SUPPLIED DATA:
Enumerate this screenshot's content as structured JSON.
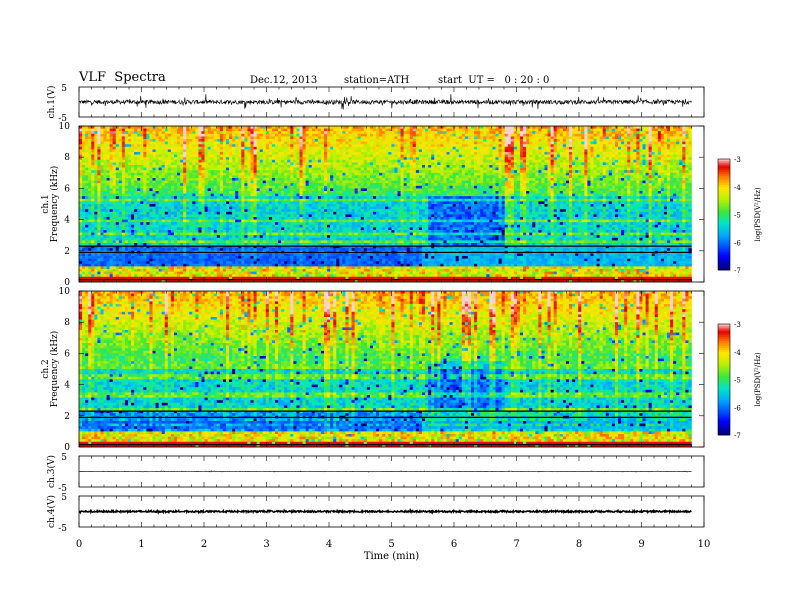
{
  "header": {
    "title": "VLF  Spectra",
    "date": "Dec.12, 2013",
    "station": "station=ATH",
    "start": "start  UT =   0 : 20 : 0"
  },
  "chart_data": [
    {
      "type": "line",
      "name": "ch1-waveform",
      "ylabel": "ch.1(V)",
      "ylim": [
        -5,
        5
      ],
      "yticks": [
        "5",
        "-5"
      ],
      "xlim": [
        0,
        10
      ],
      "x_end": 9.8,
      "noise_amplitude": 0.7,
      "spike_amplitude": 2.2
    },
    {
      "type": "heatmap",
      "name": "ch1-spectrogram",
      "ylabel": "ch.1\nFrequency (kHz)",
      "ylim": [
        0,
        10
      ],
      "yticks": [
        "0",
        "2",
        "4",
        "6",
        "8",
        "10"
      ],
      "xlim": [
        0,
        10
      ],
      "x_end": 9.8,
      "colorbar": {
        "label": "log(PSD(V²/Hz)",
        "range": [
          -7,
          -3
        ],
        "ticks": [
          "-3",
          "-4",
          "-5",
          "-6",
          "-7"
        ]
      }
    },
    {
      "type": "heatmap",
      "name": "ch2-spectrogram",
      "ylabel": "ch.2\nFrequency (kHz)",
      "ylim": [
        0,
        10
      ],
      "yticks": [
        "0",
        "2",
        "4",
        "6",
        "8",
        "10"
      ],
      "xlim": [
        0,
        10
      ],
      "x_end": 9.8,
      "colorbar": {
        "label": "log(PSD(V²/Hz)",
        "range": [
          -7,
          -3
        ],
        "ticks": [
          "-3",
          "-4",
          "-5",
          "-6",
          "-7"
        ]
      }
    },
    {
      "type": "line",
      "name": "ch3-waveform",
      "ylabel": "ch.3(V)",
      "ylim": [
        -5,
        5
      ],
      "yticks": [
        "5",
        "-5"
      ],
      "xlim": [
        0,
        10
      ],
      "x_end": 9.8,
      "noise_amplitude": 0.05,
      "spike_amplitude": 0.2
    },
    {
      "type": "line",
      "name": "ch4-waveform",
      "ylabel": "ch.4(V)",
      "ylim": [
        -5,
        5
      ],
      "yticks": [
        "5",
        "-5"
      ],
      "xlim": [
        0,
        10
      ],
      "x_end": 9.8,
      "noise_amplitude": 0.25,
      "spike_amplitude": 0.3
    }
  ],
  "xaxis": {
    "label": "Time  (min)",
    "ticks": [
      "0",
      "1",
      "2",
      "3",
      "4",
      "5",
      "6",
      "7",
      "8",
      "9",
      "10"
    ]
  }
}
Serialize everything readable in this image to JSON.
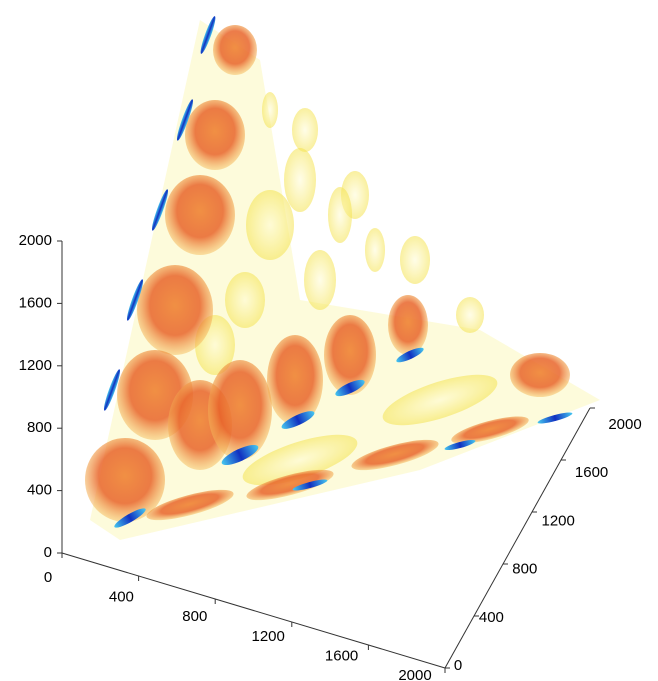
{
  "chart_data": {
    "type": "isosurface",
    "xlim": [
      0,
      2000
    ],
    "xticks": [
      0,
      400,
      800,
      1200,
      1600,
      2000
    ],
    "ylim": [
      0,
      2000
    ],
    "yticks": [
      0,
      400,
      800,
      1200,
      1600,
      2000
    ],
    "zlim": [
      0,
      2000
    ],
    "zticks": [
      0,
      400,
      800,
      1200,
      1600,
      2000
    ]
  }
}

YOUR TASK: Say how many lines above contain the string "spectrogram". Answer with the number only.

RESULT FOR THIS TASK: 2